*WHAT YOU SHOULD DO*.
Filter the records below down to lines containing "document".

*EXTRACTED DATA*.
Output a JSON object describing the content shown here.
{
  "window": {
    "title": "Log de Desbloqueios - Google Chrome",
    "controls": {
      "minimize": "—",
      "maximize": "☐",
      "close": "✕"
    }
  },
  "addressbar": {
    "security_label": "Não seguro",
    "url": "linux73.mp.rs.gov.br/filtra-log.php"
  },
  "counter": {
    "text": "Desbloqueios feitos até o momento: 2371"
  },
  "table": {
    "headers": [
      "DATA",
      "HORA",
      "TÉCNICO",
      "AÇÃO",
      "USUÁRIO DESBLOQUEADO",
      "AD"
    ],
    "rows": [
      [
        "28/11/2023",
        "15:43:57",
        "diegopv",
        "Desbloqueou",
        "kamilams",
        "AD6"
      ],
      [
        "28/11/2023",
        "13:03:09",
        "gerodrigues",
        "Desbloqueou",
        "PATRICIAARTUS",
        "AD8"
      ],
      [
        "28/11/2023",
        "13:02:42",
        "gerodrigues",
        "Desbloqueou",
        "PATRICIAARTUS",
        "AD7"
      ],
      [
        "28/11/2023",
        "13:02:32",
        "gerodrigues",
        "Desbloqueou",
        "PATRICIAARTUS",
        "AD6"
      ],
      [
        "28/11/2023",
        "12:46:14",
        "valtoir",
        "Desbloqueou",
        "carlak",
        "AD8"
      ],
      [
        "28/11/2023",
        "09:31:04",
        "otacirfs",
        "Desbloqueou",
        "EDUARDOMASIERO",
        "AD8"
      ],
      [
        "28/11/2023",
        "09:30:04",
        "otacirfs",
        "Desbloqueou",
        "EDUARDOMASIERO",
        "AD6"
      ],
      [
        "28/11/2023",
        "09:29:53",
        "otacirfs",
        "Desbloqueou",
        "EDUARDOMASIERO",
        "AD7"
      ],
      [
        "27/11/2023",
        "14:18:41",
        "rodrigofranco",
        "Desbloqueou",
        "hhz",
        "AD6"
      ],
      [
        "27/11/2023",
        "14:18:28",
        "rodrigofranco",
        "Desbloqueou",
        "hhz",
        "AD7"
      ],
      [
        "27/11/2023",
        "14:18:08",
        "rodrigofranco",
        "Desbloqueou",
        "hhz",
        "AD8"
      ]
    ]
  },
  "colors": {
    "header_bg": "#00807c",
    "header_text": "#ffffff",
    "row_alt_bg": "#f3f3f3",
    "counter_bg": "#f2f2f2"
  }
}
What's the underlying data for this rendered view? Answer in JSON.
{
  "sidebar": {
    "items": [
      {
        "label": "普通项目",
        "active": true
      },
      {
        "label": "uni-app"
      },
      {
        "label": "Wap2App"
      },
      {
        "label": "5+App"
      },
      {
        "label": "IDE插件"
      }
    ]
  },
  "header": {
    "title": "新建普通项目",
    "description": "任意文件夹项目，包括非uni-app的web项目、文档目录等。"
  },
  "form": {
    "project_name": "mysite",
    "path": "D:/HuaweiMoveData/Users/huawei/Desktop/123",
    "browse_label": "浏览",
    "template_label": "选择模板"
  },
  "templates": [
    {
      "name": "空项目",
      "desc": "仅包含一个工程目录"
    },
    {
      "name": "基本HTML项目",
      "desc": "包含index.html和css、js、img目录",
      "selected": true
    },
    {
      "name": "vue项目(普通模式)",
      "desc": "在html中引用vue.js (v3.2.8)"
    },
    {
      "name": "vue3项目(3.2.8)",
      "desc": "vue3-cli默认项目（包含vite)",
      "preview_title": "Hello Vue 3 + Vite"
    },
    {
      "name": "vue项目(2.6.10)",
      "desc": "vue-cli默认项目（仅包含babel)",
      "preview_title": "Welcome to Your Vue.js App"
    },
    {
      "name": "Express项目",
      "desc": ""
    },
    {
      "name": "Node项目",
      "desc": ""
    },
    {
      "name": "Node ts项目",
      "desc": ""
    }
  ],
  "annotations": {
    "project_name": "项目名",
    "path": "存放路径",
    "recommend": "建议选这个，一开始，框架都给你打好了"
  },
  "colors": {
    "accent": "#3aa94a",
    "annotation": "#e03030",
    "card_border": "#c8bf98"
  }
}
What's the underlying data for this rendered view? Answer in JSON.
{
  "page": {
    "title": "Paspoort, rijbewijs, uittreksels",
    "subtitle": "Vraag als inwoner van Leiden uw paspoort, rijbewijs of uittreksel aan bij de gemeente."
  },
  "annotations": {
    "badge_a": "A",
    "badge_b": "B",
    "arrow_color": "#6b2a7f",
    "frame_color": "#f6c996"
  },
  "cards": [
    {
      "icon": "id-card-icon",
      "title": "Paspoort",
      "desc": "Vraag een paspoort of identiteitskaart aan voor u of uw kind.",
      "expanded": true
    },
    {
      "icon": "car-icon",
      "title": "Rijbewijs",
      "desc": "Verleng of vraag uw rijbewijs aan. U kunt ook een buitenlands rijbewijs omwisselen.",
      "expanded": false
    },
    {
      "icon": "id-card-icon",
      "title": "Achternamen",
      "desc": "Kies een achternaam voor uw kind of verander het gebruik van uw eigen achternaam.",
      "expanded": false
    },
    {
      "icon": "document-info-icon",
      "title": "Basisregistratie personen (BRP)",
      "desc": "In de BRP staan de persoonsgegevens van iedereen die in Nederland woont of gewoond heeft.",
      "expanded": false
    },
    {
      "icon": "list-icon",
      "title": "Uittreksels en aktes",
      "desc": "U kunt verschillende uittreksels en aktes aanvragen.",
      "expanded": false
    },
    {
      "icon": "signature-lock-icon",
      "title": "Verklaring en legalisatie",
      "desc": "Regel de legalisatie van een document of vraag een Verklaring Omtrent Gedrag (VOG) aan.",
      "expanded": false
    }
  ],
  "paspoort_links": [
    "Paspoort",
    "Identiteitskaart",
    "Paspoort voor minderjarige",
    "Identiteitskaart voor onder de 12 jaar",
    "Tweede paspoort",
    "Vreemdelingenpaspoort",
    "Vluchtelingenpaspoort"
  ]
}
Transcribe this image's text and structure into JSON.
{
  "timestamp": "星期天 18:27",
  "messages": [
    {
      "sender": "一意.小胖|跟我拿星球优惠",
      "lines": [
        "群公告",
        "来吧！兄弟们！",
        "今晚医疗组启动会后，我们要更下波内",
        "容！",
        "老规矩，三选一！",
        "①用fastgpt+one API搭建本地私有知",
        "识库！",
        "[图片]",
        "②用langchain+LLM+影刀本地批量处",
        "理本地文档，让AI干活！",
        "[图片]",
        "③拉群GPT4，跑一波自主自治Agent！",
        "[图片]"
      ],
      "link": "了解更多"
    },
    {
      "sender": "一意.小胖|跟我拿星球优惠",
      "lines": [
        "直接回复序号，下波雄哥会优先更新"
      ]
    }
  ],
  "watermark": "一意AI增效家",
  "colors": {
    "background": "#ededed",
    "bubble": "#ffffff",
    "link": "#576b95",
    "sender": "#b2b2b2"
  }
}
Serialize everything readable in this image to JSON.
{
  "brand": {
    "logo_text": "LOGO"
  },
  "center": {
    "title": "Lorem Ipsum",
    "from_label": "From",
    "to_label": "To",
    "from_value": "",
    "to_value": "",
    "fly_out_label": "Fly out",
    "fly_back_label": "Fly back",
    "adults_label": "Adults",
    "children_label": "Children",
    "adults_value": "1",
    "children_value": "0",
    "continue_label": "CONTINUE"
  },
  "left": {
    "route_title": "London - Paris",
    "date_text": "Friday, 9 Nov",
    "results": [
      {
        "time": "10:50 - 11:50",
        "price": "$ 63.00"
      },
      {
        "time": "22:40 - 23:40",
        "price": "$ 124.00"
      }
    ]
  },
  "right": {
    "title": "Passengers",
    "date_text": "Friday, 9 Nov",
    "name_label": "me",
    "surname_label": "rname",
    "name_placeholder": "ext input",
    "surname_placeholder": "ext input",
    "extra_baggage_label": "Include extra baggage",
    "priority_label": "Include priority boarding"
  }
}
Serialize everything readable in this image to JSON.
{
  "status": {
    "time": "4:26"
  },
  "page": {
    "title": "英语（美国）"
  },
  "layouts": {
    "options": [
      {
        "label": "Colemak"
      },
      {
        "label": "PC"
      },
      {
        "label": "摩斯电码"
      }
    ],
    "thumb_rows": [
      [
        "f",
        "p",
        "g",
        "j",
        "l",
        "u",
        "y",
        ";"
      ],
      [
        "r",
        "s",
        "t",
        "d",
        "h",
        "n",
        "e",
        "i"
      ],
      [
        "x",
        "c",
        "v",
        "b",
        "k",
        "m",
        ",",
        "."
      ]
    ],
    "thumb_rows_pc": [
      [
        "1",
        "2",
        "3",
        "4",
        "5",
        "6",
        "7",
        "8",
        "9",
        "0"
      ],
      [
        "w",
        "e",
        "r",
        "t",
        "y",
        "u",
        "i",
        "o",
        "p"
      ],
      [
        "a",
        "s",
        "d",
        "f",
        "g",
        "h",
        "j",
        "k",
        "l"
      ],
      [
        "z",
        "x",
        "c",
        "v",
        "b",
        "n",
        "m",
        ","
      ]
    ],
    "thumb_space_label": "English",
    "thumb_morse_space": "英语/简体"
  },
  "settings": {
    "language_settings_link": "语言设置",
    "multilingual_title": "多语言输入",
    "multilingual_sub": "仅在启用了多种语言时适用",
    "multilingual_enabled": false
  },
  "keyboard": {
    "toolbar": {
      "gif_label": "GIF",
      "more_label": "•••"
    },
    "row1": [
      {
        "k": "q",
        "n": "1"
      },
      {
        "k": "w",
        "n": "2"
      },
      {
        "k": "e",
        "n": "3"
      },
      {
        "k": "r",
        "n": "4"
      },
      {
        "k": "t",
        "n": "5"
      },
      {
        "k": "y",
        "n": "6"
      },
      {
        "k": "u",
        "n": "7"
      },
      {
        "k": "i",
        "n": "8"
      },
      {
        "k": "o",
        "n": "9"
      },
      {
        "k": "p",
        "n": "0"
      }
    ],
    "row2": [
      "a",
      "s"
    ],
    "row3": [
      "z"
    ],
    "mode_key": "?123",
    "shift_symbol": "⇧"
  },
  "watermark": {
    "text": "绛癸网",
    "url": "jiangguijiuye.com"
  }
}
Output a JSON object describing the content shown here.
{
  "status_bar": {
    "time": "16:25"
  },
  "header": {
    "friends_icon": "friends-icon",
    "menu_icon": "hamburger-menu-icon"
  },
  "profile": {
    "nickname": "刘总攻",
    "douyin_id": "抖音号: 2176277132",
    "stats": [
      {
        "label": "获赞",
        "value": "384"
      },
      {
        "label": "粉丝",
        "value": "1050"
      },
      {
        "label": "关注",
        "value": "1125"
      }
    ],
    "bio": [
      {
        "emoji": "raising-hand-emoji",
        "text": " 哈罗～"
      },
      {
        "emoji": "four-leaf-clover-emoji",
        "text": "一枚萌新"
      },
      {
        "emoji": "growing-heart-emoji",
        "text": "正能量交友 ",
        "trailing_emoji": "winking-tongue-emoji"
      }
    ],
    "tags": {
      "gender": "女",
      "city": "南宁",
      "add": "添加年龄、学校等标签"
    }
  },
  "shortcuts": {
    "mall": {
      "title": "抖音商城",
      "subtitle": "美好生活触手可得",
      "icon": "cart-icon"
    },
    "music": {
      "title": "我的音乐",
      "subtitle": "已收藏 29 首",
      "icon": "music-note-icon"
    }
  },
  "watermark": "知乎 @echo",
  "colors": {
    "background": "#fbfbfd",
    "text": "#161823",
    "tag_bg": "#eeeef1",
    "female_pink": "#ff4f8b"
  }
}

*EXPECTED ANSWER*.
      "icon": "document-info-icon",
      "desc": "Regel de legalisatie van een document of vraag een Verklaring Omtrent Gedrag (VOG) aan.",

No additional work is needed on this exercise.